* BEGIN SUPPLIED ENTRIES *
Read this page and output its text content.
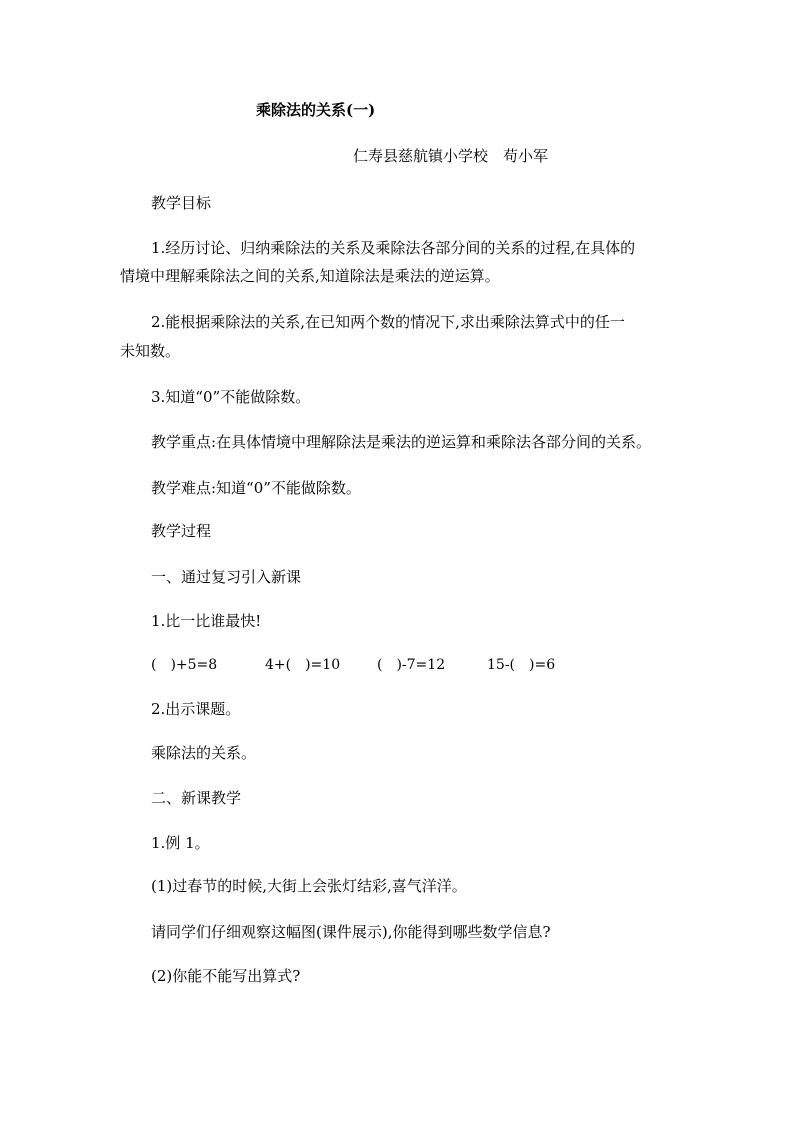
乘除法的关系(一)
仁寿县慈航镇小学校　苟小军
教学目标
1.经历讨论、归纳乘除法的关系及乘除法各部分间的关系的过程,在具体的
情境中理解乘除法之间的关系,知道除法是乘法的逆运算。
2.能根据乘除法的关系,在已知两个数的情况下,求出乘除法算式中的任一
未知数。
3.知道“0”不能做除数。
教学重点:在具体情境中理解除法是乘法的逆运算和乘除法各部分间的关系。
教学难点:知道“0”不能做除数。
教学过程
一、通过复习引入新课
1.比一比谁最快!
(　)+5=8	4+(　)=10	(　)-7=12	15-(　)=6
2.出示课题。
乘除法的关系。
二、新课教学
1.例 1。
(1)过春节的时候,大街上会张灯结彩,喜气洋洋。
请同学们仔细观察这幅图(课件展示),你能得到哪些数学信息?
(2)你能不能写出算式?
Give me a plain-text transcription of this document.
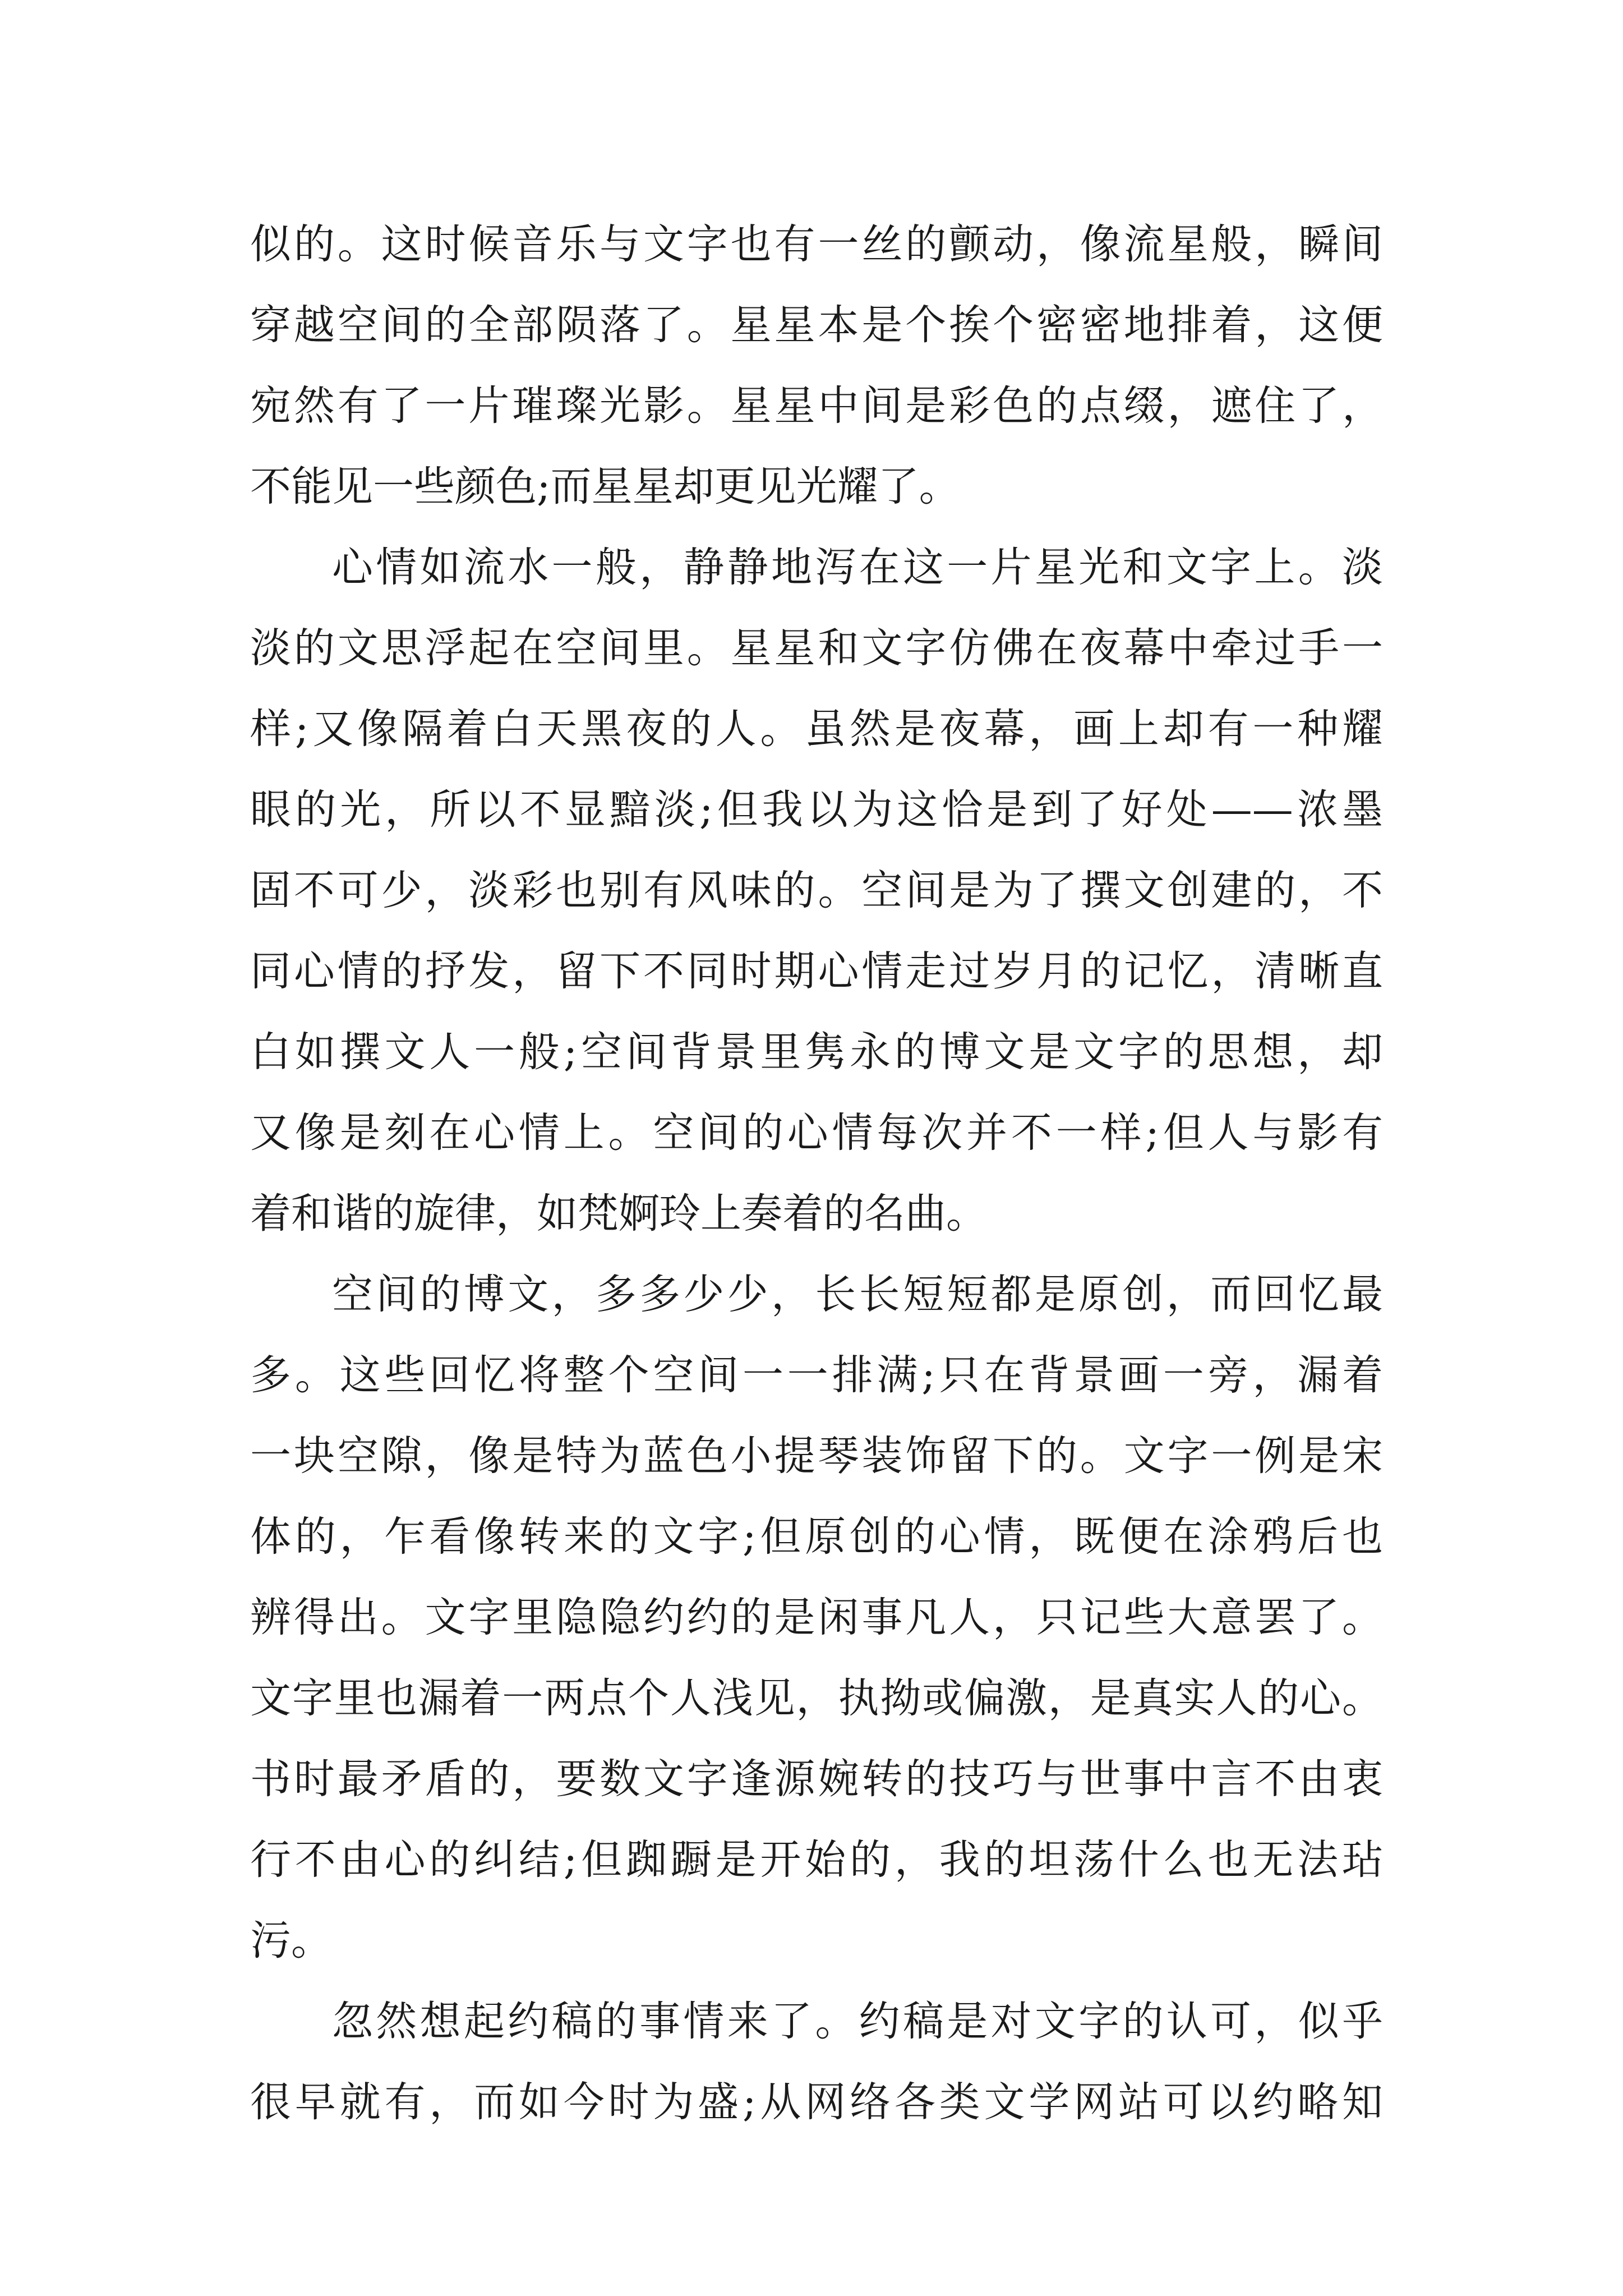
似的。这时候音乐与文字也有一丝的颤动，像流星般，瞬间
穿越空间的全部陨落了。星星本是个挨个密密地排着，这便
宛然有了一片璀璨光影。星星中间是彩色的点缀，遮住了，
不能见一些颜色;而星星却更见光耀了。
心情如流水一般，静静地泻在这一片星光和文字上。淡
淡的文思浮起在空间里。星星和文字仿佛在夜幕中牵过手一
样;又像隔着白天黑夜的人。虽然是夜幕，画上却有一种耀
眼的光，所以不显黯淡;但我以为这恰是到了好处——浓墨
固不可少，淡彩也别有风味的。空间是为了撰文创建的，不
同心情的抒发，留下不同时期心情走过岁月的记忆，清晰直
白如撰文人一般;空间背景里隽永的博文是文字的思想，却
又像是刻在心情上。空间的心情每次并不一样;但人与影有
着和谐的旋律，如梵婀玲上奏着的名曲。
空间的博文，多多少少，长长短短都是原创，而回忆最
多。这些回忆将整个空间一一排满;只在背景画一旁，漏着
一块空隙，像是特为蓝色小提琴装饰留下的。文字一例是宋
体的，乍看像转来的文字;但原创的心情，既便在涂鸦后也
辨得出。文字里隐隐约约的是闲事凡人，只记些大意罢了。
文字里也漏着一两点个人浅见，执拗或偏激，是真实人的心。
书时最矛盾的，要数文字逢源婉转的技巧与世事中言不由衷
行不由心的纠结;但踟蹰是开始的，我的坦荡什么也无法玷
污。
忽然想起约稿的事情来了。约稿是对文字的认可，似乎
很早就有，而如今时为盛;从网络各类文学网站可以约略知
* END SUPPLIED ENTRIES *
Produce an exact copy of each line of data, skipping embedded images.

Read this page and output its text content.
乘除法的关系(一)
仁寿县慈航镇小学校　苟小军
教学目标
1.经历讨论、归纳乘除法的关系及乘除法各部分间的关系的过程,在具体的
情境中理解乘除法之间的关系,知道除法是乘法的逆运算。
2.能根据乘除法的关系,在已知两个数的情况下,求出乘除法算式中的任一
未知数。
3.知道“0”不能做除数。
教学重点:在具体情境中理解除法是乘法的逆运算和乘除法各部分间的关系。
教学难点:知道“0”不能做除数。
教学过程
一、通过复习引入新课
1.比一比谁最快!
(　)+5=8	4+(　)=10	(　)-7=12	15-(　)=6
2.出示课题。
乘除法的关系。
二、新课教学
1.例 1。
(1)过春节的时候,大街上会张灯结彩,喜气洋洋。
请同学们仔细观察这幅图(课件展示),你能得到哪些数学信息?
(2)你能不能写出算式?
Give me a plain-text transcription of this document.
似的。这时候音乐与文字也有一丝的颤动，像流星般，瞬间
穿越空间的全部陨落了。星星本是个挨个密密地排着，这便
宛然有了一片璀璨光影。星星中间是彩色的点缀，遮住了，
不能见一些颜色;而星星却更见光耀了。
心情如流水一般，静静地泻在这一片星光和文字上。淡
淡的文思浮起在空间里。星星和文字仿佛在夜幕中牵过手一
样;又像隔着白天黑夜的人。虽然是夜幕，画上却有一种耀
眼的光，所以不显黯淡;但我以为这恰是到了好处——浓墨
固不可少，淡彩也别有风味的。空间是为了撰文创建的，不
同心情的抒发，留下不同时期心情走过岁月的记忆，清晰直
白如撰文人一般;空间背景里隽永的博文是文字的思想，却
又像是刻在心情上。空间的心情每次并不一样;但人与影有
着和谐的旋律，如梵婀玲上奏着的名曲。
空间的博文，多多少少，长长短短都是原创，而回忆最
多。这些回忆将整个空间一一排满;只在背景画一旁，漏着
一块空隙，像是特为蓝色小提琴装饰留下的。文字一例是宋
体的，乍看像转来的文字;但原创的心情，既便在涂鸦后也
辨得出。文字里隐隐约约的是闲事凡人，只记些大意罢了。
文字里也漏着一两点个人浅见，执拗或偏激，是真实人的心。
书时最矛盾的，要数文字逢源婉转的技巧与世事中言不由衷
行不由心的纠结;但踟蹰是开始的，我的坦荡什么也无法玷
污。
忽然想起约稿的事情来了。约稿是对文字的认可，似乎
很早就有，而如今时为盛;从网络各类文学网站可以约略知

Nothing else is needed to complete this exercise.